## Exercise description:
Return every record below exactly as written, omitting any pictures.
########################################
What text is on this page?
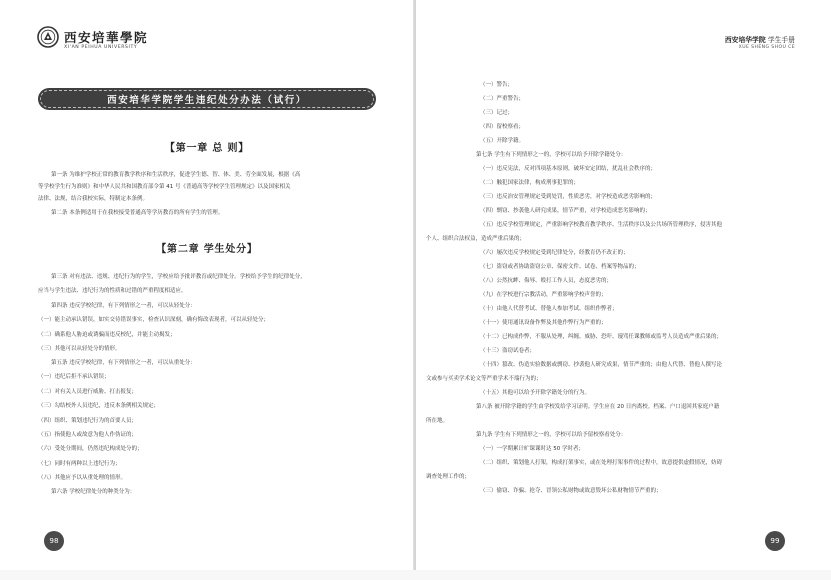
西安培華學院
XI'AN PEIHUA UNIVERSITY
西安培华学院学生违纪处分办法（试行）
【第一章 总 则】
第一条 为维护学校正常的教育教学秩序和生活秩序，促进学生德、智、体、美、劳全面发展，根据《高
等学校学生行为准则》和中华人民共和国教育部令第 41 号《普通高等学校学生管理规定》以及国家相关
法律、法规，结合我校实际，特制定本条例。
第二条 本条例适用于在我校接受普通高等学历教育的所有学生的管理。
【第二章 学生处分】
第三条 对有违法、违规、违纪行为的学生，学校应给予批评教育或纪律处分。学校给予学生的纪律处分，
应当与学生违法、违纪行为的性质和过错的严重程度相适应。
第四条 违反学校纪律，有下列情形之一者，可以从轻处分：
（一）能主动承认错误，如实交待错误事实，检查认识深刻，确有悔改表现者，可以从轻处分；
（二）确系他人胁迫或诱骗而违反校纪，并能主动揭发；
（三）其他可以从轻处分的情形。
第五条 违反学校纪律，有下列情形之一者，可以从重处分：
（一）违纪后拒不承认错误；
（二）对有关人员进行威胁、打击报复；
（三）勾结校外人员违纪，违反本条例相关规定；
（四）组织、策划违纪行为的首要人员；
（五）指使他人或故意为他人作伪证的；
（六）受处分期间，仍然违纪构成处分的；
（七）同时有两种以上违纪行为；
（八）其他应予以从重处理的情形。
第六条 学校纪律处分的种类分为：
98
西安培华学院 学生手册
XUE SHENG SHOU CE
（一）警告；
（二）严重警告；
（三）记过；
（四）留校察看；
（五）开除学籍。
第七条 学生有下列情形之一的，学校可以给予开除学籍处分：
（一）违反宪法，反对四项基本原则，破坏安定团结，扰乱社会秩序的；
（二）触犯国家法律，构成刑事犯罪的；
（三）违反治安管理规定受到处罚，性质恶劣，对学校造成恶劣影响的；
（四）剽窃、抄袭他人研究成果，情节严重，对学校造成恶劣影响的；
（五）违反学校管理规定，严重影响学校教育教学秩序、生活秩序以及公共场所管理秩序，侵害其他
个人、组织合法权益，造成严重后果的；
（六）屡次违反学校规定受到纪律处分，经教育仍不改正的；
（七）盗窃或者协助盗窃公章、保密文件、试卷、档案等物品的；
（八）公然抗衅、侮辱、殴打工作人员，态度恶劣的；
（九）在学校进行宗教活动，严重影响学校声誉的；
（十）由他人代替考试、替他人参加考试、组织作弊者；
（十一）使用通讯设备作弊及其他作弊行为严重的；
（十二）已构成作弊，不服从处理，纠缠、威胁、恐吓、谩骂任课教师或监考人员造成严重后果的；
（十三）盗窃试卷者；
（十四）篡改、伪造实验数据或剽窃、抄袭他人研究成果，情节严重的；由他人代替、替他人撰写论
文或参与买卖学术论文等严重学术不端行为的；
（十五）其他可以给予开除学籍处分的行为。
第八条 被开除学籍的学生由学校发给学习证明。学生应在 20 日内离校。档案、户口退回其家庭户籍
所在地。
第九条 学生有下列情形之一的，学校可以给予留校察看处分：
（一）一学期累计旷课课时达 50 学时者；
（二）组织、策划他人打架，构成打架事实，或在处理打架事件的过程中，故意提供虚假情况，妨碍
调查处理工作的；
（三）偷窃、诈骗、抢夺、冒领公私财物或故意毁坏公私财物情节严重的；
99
########################################
## Task response:
What text is on this page?
西安培華學院
XI'AN PEIHUA UNIVERSITY
西安培华学院学生违纪处分办法（试行）
【第一章 总 则】
第一条 为维护学校正常的教育教学秩序和生活秩序，促进学生德、智、体、美、劳全面发展，根据《高
等学校学生行为准则》和中华人民共和国教育部令第 41 号《普通高等学校学生管理规定》以及国家相关
法律、法规，结合我校实际，特制定本条例。
第二条 本条例适用于在我校接受普通高等学历教育的所有学生的管理。
【第二章 学生处分】
第三条 对有违法、违规、违纪行为的学生，学校应给予批评教育或纪律处分。学校给予学生的纪律处分，
应当与学生违法、违纪行为的性质和过错的严重程度相适应。
第四条 违反学校纪律，有下列情形之一者，可以从轻处分：
（一）能主动承认错误，如实交待错误事实，检查认识深刻，确有悔改表现者，可以从轻处分；
（二）确系他人胁迫或诱骗而违反校纪，并能主动揭发；
（三）其他可以从轻处分的情形。
第五条 违反学校纪律，有下列情形之一者，可以从重处分：
（一）违纪后拒不承认错误；
（二）对有关人员进行威胁、打击报复；
（三）勾结校外人员违纪，违反本条例相关规定；
（四）组织、策划违纪行为的首要人员；
（五）指使他人或故意为他人作伪证的；
（六）受处分期间，仍然违纪构成处分的；
（七）同时有两种以上违纪行为；
（八）其他应予以从重处理的情形。
第六条 学校纪律处分的种类分为：
98
西安培华学院 学生手册
XUE SHENG SHOU CE
（一）警告；
（二）严重警告；
（三）记过；
（四）留校察看；
（五）开除学籍。
第七条 学生有下列情形之一的，学校可以给予开除学籍处分：
（一）违反宪法，反对四项基本原则，破坏安定团结，扰乱社会秩序的；
（二）触犯国家法律，构成刑事犯罪的；
（三）违反治安管理规定受到处罚，性质恶劣，对学校造成恶劣影响的；
（四）剽窃、抄袭他人研究成果，情节严重，对学校造成恶劣影响的；
（五）违反学校管理规定，严重影响学校教育教学秩序、生活秩序以及公共场所管理秩序，侵害其他
个人、组织合法权益，造成严重后果的；
（六）屡次违反学校规定受到纪律处分，经教育仍不改正的；
（七）盗窃或者协助盗窃公章、保密文件、试卷、档案等物品的；
（八）公然抗衅、侮辱、殴打工作人员，态度恶劣的；
（九）在学校进行宗教活动，严重影响学校声誉的；
（十）由他人代替考试、替他人参加考试、组织作弊者；
（十一）使用通讯设备作弊及其他作弊行为严重的；
（十二）已构成作弊，不服从处理，纠缠、威胁、恐吓、谩骂任课教师或监考人员造成严重后果的；
（十三）盗窃试卷者；
（十四）篡改、伪造实验数据或剽窃、抄袭他人研究成果，情节严重的；由他人代替、替他人撰写论
文或参与买卖学术论文等严重学术不端行为的；
（十五）其他可以给予开除学籍处分的行为。
第八条 被开除学籍的学生由学校发给学习证明。学生应在 20 日内离校。档案、户口退回其家庭户籍
所在地。
第九条 学生有下列情形之一的，学校可以给予留校察看处分：
（一）一学期累计旷课课时达 50 学时者；
（二）组织、策划他人打架，构成打架事实，或在处理打架事件的过程中，故意提供虚假情况，妨碍
调查处理工作的；
（三）偷窃、诈骗、抢夺、冒领公私财物或故意毁坏公私财物情节严重的；
99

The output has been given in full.